◆ Objective ◆
For the listing below, give the number of lines in which "cases" occurs. Add nothing.

--- BEGIN Input rows ---

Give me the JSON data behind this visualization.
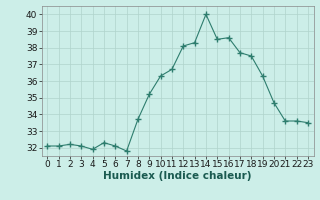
{
  "x": [
    0,
    1,
    2,
    3,
    4,
    5,
    6,
    7,
    8,
    9,
    10,
    11,
    12,
    13,
    14,
    15,
    16,
    17,
    18,
    19,
    20,
    21,
    22,
    23
  ],
  "y": [
    32.1,
    32.1,
    32.2,
    32.1,
    31.9,
    32.3,
    32.1,
    31.8,
    33.7,
    35.2,
    36.3,
    36.7,
    38.1,
    38.3,
    40.0,
    38.5,
    38.6,
    37.7,
    37.5,
    36.3,
    34.7,
    33.6,
    33.6,
    33.5
  ],
  "line_color": "#2e7d6e",
  "marker": "+",
  "marker_size": 4,
  "bg_color": "#cceee8",
  "grid_color": "#b0d4cc",
  "xlabel": "Humidex (Indice chaleur)",
  "ylim": [
    31.5,
    40.5
  ],
  "xlim": [
    -0.5,
    23.5
  ],
  "yticks": [
    32,
    33,
    34,
    35,
    36,
    37,
    38,
    39,
    40
  ],
  "xticks": [
    0,
    1,
    2,
    3,
    4,
    5,
    6,
    7,
    8,
    9,
    10,
    11,
    12,
    13,
    14,
    15,
    16,
    17,
    18,
    19,
    20,
    21,
    22,
    23
  ],
  "tick_fontsize": 6.5,
  "label_fontsize": 7.5
}
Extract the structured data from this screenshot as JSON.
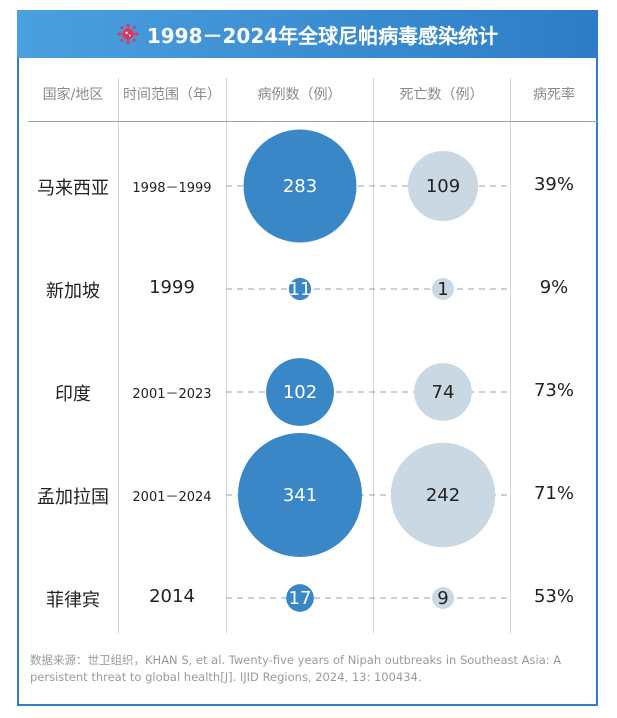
{
  "title": "1998－2024年全球尼帕病毒感染统计",
  "headers": {
    "country": "国家/地区",
    "period": "时间范围（年）",
    "cases": "病例数（例）",
    "deaths": "死亡数（例）",
    "cfr": "病死率"
  },
  "chart_data": {
    "type": "table",
    "columns": [
      "国家/地区",
      "时间范围（年）",
      "病例数（例）",
      "死亡数（例）",
      "病死率"
    ],
    "rows": [
      {
        "country": "马来西亚",
        "period": "1998－1999",
        "cases": 283,
        "deaths": 109,
        "cfr": "39%"
      },
      {
        "country": "新加坡",
        "period": "1999",
        "cases": 11,
        "deaths": 1,
        "cfr": "9%"
      },
      {
        "country": "印度",
        "period": "2001－2023",
        "cases": 102,
        "deaths": 74,
        "cfr": "73%"
      },
      {
        "country": "孟加拉国",
        "period": "2001－2024",
        "cases": 341,
        "deaths": 242,
        "cfr": "71%"
      },
      {
        "country": "菲律宾",
        "period": "2014",
        "cases": 17,
        "deaths": 9,
        "cfr": "53%"
      }
    ],
    "colors": {
      "cases": "#3a87c8",
      "deaths": "#c9d8e2",
      "title_bar": "#2f7fc8",
      "icon": "#e0345a"
    }
  },
  "source": "数据来源：世卫组织，KHAN S, et al. Twenty-five years of Nipah outbreaks in Southeast Asia: A persistent threat to global health[J]. IJID Regions, 2024, 13: 100434."
}
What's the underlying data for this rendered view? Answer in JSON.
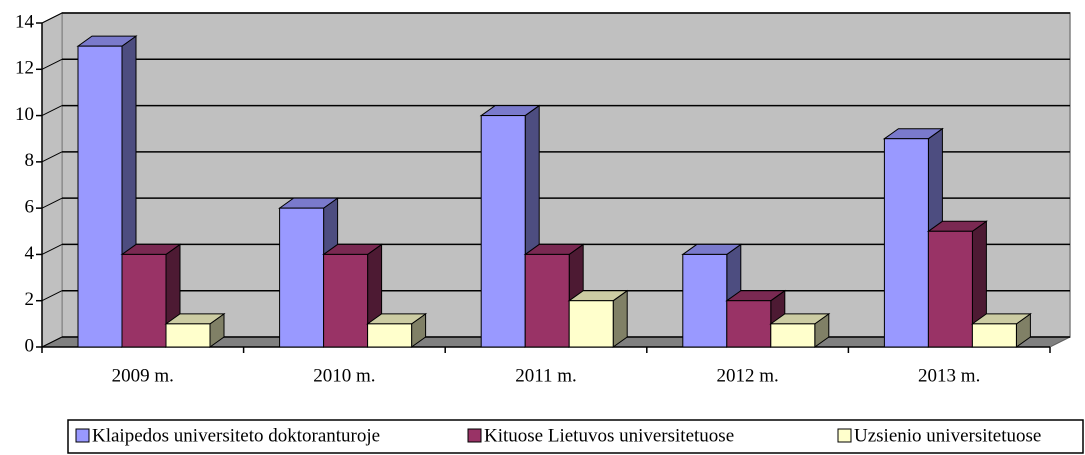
{
  "chart_data": {
    "type": "bar3d",
    "categories": [
      "2009 m.",
      "2010 m.",
      "2011 m.",
      "2012 m.",
      "2013 m."
    ],
    "series": [
      {
        "name": "Klaipedos universiteto doktoranturoje",
        "color": "#9999ff",
        "values": [
          13,
          6,
          10,
          4,
          9
        ]
      },
      {
        "name": "Kituose Lietuvos universitetuose",
        "color": "#993366",
        "values": [
          4,
          4,
          4,
          2,
          5
        ]
      },
      {
        "name": "Uzsienio universitetuose",
        "color": "#ffffcc",
        "values": [
          1,
          1,
          2,
          1,
          1
        ]
      }
    ],
    "ylim": [
      0,
      14
    ],
    "yticks": [
      0,
      2,
      4,
      6,
      8,
      10,
      12,
      14
    ],
    "grid": true,
    "legend": "bottom"
  }
}
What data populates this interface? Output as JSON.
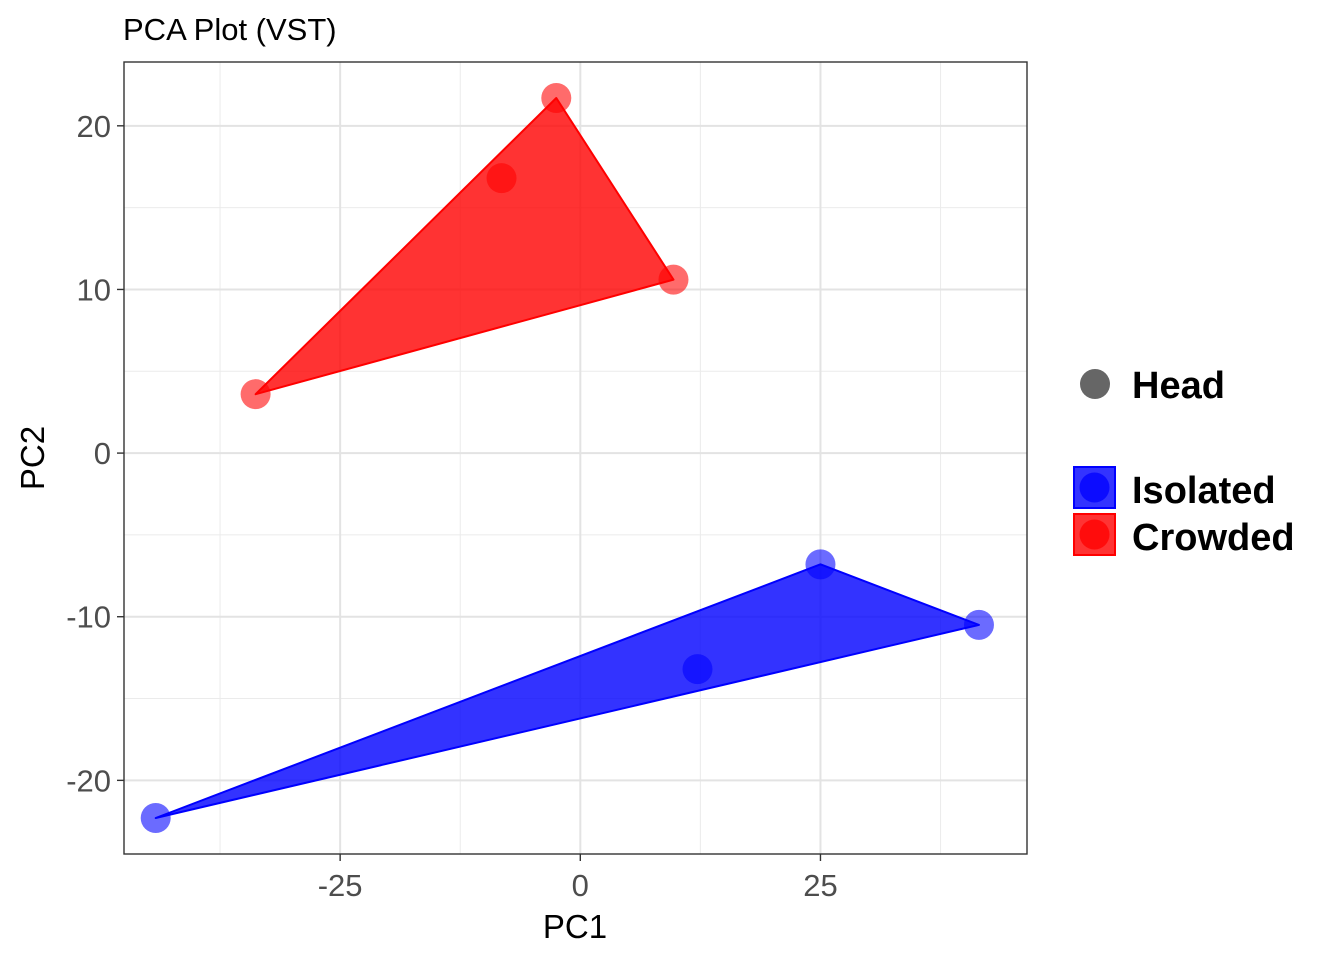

--- END Input rows ---

◆ Solution to this task ◆
7